SHORT PROBLEM
Count every line of the listing where the string "HPINFOMATION" occurs, and reply with the count alone.

(Lines of data)
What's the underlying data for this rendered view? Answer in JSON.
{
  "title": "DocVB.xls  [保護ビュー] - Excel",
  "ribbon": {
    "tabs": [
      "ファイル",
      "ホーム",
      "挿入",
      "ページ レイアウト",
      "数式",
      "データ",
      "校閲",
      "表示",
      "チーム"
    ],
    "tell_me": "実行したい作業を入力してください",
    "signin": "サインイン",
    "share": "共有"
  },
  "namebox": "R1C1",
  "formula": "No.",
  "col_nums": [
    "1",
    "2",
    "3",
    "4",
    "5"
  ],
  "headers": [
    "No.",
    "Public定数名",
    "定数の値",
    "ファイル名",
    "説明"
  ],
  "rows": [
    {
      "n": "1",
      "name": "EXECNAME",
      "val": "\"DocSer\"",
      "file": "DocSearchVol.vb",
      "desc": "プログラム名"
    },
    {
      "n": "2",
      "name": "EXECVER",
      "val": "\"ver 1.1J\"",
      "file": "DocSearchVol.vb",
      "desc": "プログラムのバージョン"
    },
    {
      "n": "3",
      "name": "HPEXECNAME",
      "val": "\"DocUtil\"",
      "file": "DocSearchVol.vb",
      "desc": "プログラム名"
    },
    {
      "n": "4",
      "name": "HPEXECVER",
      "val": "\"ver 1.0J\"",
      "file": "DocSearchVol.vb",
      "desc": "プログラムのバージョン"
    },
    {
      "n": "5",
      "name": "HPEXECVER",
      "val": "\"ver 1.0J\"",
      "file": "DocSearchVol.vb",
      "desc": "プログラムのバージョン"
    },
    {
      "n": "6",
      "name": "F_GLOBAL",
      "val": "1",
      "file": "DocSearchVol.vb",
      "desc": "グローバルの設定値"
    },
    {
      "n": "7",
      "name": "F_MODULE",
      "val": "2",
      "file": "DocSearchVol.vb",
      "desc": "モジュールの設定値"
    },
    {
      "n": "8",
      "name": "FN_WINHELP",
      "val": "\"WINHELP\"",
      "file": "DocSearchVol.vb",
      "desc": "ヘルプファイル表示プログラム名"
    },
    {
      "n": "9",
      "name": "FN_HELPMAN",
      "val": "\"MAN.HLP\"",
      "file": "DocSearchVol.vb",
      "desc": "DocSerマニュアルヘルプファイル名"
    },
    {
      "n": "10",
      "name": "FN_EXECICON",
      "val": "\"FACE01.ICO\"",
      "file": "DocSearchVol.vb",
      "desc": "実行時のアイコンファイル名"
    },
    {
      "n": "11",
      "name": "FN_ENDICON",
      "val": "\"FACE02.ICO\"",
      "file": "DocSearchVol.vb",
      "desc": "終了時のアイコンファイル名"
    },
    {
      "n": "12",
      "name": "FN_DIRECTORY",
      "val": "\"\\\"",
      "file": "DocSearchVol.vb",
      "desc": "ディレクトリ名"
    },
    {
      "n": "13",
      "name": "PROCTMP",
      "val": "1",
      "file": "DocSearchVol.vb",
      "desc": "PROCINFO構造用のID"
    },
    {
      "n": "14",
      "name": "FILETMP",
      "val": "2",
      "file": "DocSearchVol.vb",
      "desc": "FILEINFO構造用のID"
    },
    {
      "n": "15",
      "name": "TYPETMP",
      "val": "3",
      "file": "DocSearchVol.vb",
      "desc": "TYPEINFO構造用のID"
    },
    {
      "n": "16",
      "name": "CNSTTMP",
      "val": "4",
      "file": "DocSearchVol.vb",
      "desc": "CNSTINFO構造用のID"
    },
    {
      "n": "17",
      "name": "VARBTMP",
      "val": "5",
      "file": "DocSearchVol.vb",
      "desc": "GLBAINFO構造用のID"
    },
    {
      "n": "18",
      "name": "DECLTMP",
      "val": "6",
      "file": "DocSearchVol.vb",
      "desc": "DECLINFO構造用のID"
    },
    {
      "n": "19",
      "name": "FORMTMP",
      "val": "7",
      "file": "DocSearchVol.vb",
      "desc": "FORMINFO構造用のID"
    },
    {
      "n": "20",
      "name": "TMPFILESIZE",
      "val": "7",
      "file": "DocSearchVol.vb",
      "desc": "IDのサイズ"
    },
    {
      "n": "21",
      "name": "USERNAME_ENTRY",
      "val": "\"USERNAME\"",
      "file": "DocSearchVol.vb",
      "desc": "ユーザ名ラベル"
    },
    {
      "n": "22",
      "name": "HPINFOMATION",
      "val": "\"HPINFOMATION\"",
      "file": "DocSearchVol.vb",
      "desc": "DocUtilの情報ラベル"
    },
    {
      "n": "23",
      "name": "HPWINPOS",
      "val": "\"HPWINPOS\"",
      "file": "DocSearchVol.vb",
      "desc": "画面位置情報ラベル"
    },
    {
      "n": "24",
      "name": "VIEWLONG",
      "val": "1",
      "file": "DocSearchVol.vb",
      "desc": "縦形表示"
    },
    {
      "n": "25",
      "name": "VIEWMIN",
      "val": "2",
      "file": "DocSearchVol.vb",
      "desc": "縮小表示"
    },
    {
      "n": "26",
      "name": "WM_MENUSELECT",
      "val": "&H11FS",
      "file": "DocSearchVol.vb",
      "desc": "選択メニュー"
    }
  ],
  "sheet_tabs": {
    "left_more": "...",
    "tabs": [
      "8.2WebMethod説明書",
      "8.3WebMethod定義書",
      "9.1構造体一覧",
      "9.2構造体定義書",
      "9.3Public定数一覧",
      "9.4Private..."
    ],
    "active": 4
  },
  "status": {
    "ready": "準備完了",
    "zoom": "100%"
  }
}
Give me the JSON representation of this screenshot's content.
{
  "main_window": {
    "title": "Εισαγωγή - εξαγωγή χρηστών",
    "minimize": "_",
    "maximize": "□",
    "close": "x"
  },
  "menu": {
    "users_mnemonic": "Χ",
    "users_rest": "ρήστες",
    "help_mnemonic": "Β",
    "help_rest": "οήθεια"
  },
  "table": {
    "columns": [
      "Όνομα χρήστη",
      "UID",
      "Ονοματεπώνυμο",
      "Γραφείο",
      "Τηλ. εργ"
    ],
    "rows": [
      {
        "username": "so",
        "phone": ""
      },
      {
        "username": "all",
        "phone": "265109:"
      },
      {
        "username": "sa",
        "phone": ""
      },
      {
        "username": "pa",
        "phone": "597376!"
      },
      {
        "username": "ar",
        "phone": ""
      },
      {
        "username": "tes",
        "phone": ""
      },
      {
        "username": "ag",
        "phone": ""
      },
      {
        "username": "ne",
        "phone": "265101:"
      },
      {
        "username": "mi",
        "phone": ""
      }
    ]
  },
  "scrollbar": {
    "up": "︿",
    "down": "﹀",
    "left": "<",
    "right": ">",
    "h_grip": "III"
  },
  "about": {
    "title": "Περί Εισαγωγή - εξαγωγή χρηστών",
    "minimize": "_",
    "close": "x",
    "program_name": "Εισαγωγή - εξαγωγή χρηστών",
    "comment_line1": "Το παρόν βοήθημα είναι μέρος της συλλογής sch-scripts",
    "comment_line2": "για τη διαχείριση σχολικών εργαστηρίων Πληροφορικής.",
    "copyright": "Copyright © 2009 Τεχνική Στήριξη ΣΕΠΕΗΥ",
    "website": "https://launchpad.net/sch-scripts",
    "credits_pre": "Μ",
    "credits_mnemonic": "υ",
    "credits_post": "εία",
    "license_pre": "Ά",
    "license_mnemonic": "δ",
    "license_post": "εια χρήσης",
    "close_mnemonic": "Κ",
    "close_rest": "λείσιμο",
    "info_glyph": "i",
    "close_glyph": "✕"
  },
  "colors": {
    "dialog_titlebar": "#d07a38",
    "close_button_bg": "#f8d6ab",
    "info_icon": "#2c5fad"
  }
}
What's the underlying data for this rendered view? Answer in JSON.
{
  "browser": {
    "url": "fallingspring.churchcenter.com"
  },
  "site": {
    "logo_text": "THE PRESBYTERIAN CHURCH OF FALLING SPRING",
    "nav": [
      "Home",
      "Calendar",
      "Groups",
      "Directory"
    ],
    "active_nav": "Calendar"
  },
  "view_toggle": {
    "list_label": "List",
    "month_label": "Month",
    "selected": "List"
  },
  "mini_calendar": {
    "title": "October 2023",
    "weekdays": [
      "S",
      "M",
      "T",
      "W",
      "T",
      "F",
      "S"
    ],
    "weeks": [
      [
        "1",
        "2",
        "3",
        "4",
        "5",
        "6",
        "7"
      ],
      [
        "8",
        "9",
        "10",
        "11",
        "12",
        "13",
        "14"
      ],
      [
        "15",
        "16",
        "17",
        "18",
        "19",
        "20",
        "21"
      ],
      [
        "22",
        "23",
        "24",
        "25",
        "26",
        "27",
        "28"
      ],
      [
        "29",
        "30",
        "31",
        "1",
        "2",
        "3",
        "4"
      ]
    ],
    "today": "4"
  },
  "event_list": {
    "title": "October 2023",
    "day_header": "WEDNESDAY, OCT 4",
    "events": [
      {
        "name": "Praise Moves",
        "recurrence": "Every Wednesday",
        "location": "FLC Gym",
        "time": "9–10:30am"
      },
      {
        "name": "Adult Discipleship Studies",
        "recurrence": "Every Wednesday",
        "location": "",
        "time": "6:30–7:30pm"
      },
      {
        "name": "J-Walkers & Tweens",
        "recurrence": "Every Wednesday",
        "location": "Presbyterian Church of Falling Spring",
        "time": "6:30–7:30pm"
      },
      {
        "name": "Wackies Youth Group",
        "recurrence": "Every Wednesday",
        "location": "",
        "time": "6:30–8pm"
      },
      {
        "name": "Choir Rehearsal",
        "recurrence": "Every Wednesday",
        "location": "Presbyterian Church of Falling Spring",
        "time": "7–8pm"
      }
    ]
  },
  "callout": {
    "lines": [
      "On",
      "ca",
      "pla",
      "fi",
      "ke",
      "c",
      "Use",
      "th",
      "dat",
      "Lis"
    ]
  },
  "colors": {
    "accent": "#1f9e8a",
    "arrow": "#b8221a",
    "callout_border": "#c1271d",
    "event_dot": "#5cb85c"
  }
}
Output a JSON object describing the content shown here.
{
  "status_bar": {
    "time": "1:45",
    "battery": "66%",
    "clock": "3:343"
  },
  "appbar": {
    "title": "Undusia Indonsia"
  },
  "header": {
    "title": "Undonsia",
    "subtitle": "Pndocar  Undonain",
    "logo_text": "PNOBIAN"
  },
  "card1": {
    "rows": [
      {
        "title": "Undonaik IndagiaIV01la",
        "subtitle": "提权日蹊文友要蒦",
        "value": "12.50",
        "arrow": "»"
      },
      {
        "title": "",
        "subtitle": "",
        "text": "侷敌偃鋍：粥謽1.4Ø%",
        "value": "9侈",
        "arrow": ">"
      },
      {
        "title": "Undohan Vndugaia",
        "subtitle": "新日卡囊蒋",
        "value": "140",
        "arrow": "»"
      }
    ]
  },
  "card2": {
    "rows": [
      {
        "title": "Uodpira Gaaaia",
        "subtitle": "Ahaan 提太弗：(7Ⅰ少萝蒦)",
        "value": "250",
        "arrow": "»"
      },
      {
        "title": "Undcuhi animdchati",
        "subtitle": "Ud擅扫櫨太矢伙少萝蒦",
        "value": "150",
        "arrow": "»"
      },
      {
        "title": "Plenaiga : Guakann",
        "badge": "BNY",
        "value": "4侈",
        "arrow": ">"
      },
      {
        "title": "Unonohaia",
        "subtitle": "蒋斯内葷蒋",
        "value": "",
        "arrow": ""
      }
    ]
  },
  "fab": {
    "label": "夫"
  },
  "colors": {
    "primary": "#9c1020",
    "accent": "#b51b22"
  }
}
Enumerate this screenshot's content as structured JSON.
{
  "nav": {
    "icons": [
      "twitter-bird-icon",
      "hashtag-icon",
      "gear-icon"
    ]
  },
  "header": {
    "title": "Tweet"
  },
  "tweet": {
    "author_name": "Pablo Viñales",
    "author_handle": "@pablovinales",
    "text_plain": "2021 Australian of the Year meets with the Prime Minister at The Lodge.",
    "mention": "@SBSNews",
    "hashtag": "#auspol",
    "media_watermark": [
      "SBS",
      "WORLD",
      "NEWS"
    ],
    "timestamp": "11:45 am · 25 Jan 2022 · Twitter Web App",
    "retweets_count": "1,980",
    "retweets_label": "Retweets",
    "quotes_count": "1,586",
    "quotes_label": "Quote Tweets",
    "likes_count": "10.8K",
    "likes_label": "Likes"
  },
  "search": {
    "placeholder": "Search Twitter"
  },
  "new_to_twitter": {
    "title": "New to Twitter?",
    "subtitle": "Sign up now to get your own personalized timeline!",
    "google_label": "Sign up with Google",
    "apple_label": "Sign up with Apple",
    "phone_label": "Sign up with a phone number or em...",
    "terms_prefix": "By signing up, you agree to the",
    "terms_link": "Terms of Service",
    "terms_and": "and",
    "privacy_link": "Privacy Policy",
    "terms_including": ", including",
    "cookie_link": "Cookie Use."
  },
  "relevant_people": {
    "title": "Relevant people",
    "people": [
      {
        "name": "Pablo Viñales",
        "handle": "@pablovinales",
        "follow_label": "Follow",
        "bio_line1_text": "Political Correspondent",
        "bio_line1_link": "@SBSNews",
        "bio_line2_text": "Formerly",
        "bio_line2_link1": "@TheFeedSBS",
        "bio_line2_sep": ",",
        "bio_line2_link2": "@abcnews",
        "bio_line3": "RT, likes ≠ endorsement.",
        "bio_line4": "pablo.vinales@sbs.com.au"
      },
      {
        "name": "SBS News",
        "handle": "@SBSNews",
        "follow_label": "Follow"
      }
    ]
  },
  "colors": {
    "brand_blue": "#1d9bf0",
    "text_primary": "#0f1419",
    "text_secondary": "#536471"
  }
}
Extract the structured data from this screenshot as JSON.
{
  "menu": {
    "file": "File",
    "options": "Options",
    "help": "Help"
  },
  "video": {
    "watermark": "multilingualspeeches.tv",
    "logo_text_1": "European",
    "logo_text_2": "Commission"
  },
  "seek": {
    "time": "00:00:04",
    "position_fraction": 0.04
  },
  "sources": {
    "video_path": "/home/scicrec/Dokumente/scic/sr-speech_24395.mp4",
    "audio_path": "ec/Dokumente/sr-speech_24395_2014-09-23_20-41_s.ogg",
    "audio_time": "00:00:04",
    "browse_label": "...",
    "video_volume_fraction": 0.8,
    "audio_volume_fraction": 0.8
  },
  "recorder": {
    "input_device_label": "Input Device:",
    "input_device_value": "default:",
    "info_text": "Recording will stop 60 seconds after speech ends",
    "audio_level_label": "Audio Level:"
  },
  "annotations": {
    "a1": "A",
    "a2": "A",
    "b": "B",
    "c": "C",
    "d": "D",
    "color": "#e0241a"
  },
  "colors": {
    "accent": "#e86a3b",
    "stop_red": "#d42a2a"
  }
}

ANSWER TO THIS TASK
2